### [Problem details]
Format the material's lines as a numbered list, starting with the line that contains "y-tick-label: 0 <box>82 290 95 317</box>" and ending with the line that contains "legend-label: posteriori <box>838 493", both included. Leave out any blank lines.

### [Dataset rows]
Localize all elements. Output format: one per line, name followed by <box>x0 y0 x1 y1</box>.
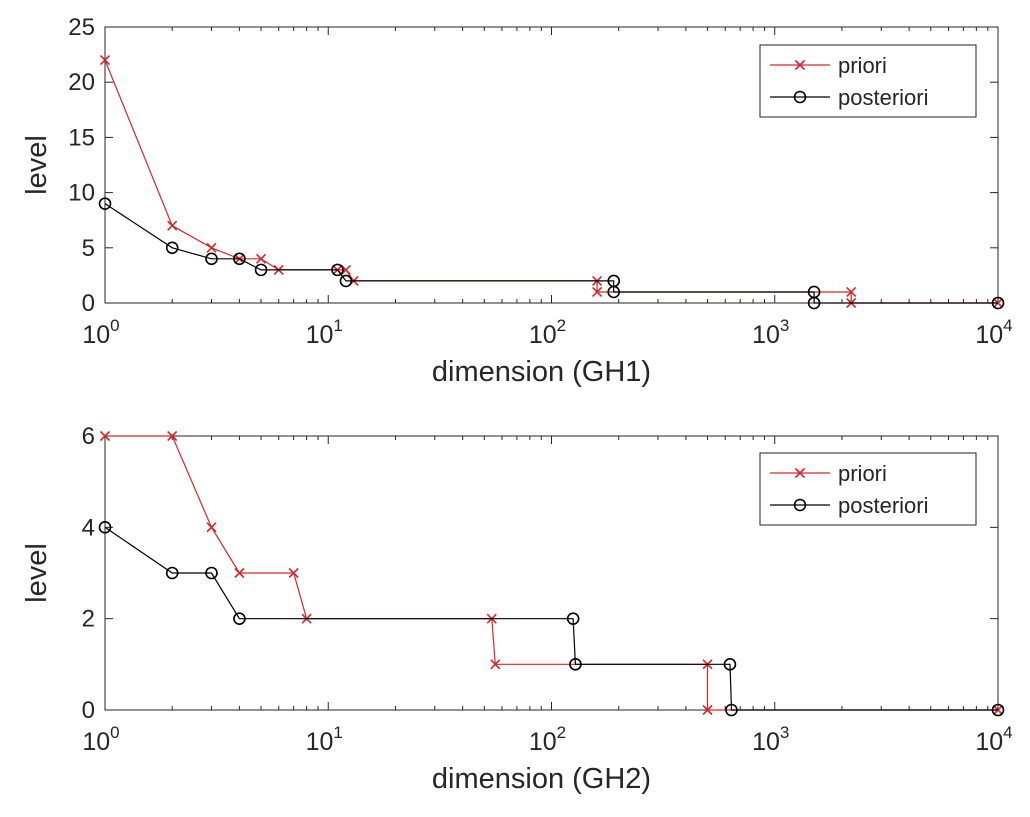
y-tick-label: 0 <box>82 290 95 317</box>
series-line-posteriori <box>104 203 998 304</box>
data-point-posteriori <box>98 197 112 210</box>
data-point-priori <box>99 430 111 442</box>
data-point-priori <box>592 286 603 298</box>
x-tick-label: 100 <box>82 316 119 349</box>
data-point-posteriori <box>205 252 218 266</box>
data-point-priori <box>206 522 217 533</box>
data-point-posteriori <box>233 612 246 625</box>
legend-box <box>759 44 977 118</box>
data-point-priori <box>288 567 299 579</box>
data-point-posteriori <box>566 612 580 625</box>
x-tick-label: 101 <box>306 316 343 349</box>
legend-marker <box>793 90 807 104</box>
y-tick-label: 2 <box>82 606 95 633</box>
data-point-posteriori <box>339 274 353 288</box>
x-axis-label: dimension (GH1) <box>432 356 651 388</box>
chart-2: 100 101 102 103 104 0 2 4 6 dimension (GH2) level p… <box>21 423 1013 795</box>
legend-marker <box>794 59 806 71</box>
y-tick-label: 5 <box>82 235 95 262</box>
data-point-posteriori <box>807 296 821 310</box>
x-axis-label: dimension (GH2) <box>432 763 651 795</box>
legend: priori posteriori <box>759 44 977 118</box>
data-point-posteriori <box>205 566 218 580</box>
data-point-priori <box>234 567 245 579</box>
data-point-posteriori <box>233 252 246 266</box>
data-point-posteriori <box>725 703 738 717</box>
legend-marker <box>793 498 807 512</box>
data-point-priori <box>702 704 713 716</box>
data-point-posteriori <box>331 263 344 277</box>
legend-marker <box>794 467 806 479</box>
y-tick-label: 10 <box>68 180 95 207</box>
legend-label: posteriori <box>838 493 928 518</box>
x-tick-label: 103 <box>752 316 789 349</box>
data-point-posteriori <box>991 296 1005 310</box>
data-point-posteriori <box>98 521 112 534</box>
data-point-posteriori <box>991 703 1005 717</box>
y-tick-label: 25 <box>68 14 95 41</box>
x-tick-label: 104 <box>975 723 1012 756</box>
data-point-posteriori <box>165 241 179 255</box>
data-point-posteriori <box>569 658 582 671</box>
legend-label: priori <box>838 53 887 78</box>
data-point-posteriori <box>723 658 737 671</box>
data-point-priori <box>206 242 217 253</box>
data-point-priori <box>167 430 178 442</box>
chart-1: 100 101 102 103 104 0 5 10 15 20 25 dimension (GH1)… <box>21 14 1013 388</box>
data-point-posteriori <box>607 285 621 299</box>
data-point-posteriori <box>254 263 268 277</box>
x-tick-label: 102 <box>529 723 566 756</box>
legend: priori posteriori <box>759 452 977 526</box>
x-tick-label: 100 <box>82 723 119 756</box>
data-point-priori <box>167 220 178 231</box>
x-tick-label: 103 <box>752 723 789 756</box>
y-tick-label: 6 <box>82 423 95 450</box>
legend-label: priori <box>838 461 887 486</box>
legend-box <box>759 452 977 526</box>
y-tick-label: 15 <box>68 124 95 151</box>
data-point-priori <box>99 55 111 66</box>
legend-label: posteriori <box>838 85 928 110</box>
x-tick-label: 102 <box>529 316 566 349</box>
x-tick-label: 104 <box>975 316 1012 349</box>
y-axis-label: level <box>21 135 53 195</box>
y-tick-label: 20 <box>68 69 95 96</box>
y-tick-label: 0 <box>82 697 95 724</box>
data-point-priori <box>255 253 267 264</box>
y-axis-label: level <box>21 543 53 603</box>
data-point-priori <box>490 659 501 670</box>
x-tick-label: 101 <box>306 723 343 756</box>
data-point-priori <box>846 286 857 298</box>
data-point-posteriori <box>165 566 179 580</box>
series-line-posteriori <box>104 526 998 711</box>
y-tick-label: 4 <box>82 514 95 541</box>
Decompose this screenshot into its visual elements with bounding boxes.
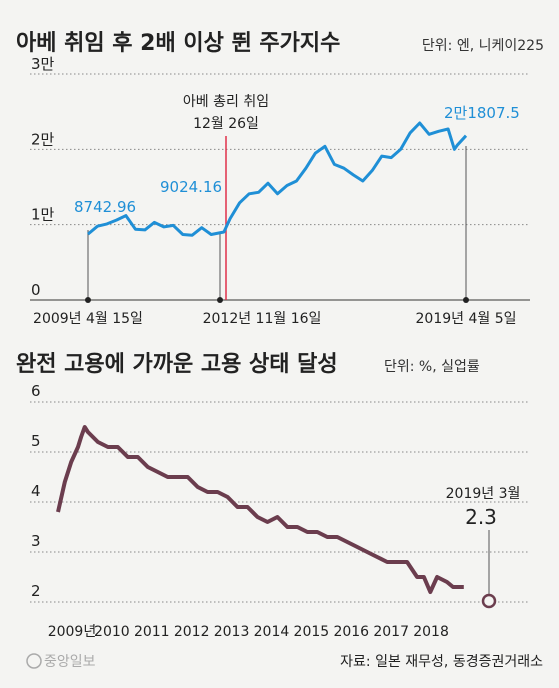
chart1-y-tick-label: 1만 [31, 206, 55, 224]
x-tick-dot-start [85, 297, 91, 303]
brand-logo-icon [26, 653, 42, 669]
chart2-series-line [56, 425, 464, 594]
chart1-x-tick-labels: 2009년 4월 15일 2012년 11월 16일 2019년 4월 5일 [33, 311, 516, 327]
chart2-x-tick-label: 2017 [373, 624, 409, 640]
chart2-x-tick-label: 2015 [294, 624, 330, 640]
chart2-x-tick-label: 2010 [94, 624, 130, 640]
chart2-y-tick-label: 2 [31, 582, 41, 600]
chart1-y-tick-label: 2만 [31, 130, 55, 148]
chart2-y-tick-label: 4 [31, 482, 41, 500]
chart2-x-tick-label: 2011 [134, 624, 170, 640]
value-label-end: 2만1807.5 [444, 104, 520, 122]
chart1-y-ticks: 3만 2만 1만 0 [31, 55, 55, 299]
chart2-x-tick-label: 2014 [254, 624, 290, 640]
footer-brand: 중앙일보 [26, 653, 96, 670]
chart2-x-tick-label: 2013 [214, 624, 250, 640]
chart2-title: 완전 고용에 가까운 고용 상태 달성 [16, 352, 338, 377]
chart2-y-tick-label: 6 [31, 382, 41, 400]
chart2-x-tick-label: 2012 [174, 624, 210, 640]
x-tick-label-start: 2009년 4월 15일 [33, 311, 143, 327]
x-tick-dot-end [463, 297, 469, 303]
event-label-line2: 12월 26일 [193, 116, 259, 132]
chart1-event-marker: 아베 총리 취임 12월 26일 [183, 94, 269, 300]
chart1-drop-lines [87, 146, 467, 300]
chart1-unit-note: 단위: 엔, 니케이225 [422, 38, 544, 54]
chart1-gridlines [30, 73, 530, 226]
event-label-line1: 아베 총리 취임 [183, 94, 269, 110]
x-tick-label-mid: 2012년 11월 16일 [203, 311, 322, 327]
chart1-title: 아베 취임 후 2배 이상 뛴 주가지수 [16, 31, 340, 56]
footer-source: 자료: 일본 재무성, 동경증권거래소 [340, 654, 543, 670]
chart2-unit-note: 단위: %, 실업률 [384, 359, 480, 375]
chart2-y-tick-label: 3 [31, 532, 41, 550]
chart2-end-marker [481, 593, 497, 609]
chart2-x-tick-label: 2018 [413, 624, 449, 640]
chart1-y-tick-label: 3만 [31, 55, 55, 73]
chart2-x-tick-label: 2009년 [48, 624, 97, 640]
chart1-value-labels: 8742.96 9024.16 2만1807.5 [74, 104, 520, 216]
value-label-start: 8742.96 [74, 198, 136, 216]
chart1-x-tick-dots [85, 297, 469, 303]
x-tick-label-end: 2019년 4월 5일 [416, 311, 517, 327]
chart2-x-tick-label: 2016 [333, 624, 369, 640]
value-label-mid: 9024.16 [160, 178, 222, 196]
chart2-y-ticks: 6 5 4 3 2 [31, 382, 41, 600]
chart1-series-line [87, 121, 468, 237]
chart2-y-tick-label: 5 [31, 432, 41, 450]
chart1-y-tick-label: 0 [31, 281, 41, 299]
chart2-end-label: 2019년 3월 [446, 486, 521, 502]
chart2-gridlines [30, 401, 530, 603]
brand-name: 중앙일보 [44, 654, 96, 670]
chart2-end-value: 2.3 [465, 505, 497, 529]
x-tick-dot-mid [217, 297, 223, 303]
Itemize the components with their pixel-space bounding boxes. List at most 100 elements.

### [The output]
1. y-tick-label: 0 <box>82 290 95 317</box>
2. series-line-posteriori <box>104 203 998 304</box>
3. data-point-posteriori <box>98 197 112 210</box>
4. data-point-priori <box>99 430 111 442</box>
5. data-point-priori <box>592 286 603 298</box>
6. x-tick-label: 100 <box>82 316 119 349</box>
7. data-point-posteriori <box>205 252 218 266</box>
8. data-point-priori <box>206 522 217 533</box>
9. data-point-posteriori <box>233 612 246 625</box>
10. legend-box <box>759 44 977 118</box>
11. data-point-priori <box>288 567 299 579</box>
12. data-point-posteriori <box>566 612 580 625</box>
13. x-tick-label: 101 <box>306 316 343 349</box>
14. legend-marker <box>793 90 807 104</box>
15. y-tick-label: 2 <box>82 606 95 633</box>
16. data-point-posteriori <box>339 274 353 288</box>
17. x-axis-label: dimension (GH1) <box>432 356 651 388</box>
18. chart-2: 100 101 102 103 104 0 2 4 6 dimension (GH2) level p… <box>21 423 1013 795</box>
19. legend-marker <box>794 59 806 71</box>
20. y-tick-label: 5 <box>82 235 95 262</box>
21. data-point-posteriori <box>807 296 821 310</box>
22. x-axis-label: dimension (GH2) <box>432 763 651 795</box>
23. legend: priori posteriori <box>759 44 977 118</box>
24. data-point-posteriori <box>205 566 218 580</box>
25. data-point-priori <box>234 567 245 579</box>
26. data-point-posteriori <box>233 252 246 266</box>
27. data-point-posteriori <box>725 703 738 717</box>
28. legend-marker <box>793 498 807 512</box>
29. data-point-priori <box>702 704 713 716</box>
30. data-point-posteriori <box>331 263 344 277</box>
31. legend-marker <box>794 467 806 479</box>
32. y-tick-label: 10 <box>68 180 95 207</box>
33. legend-label: posteriori <box>838 493 928 518</box>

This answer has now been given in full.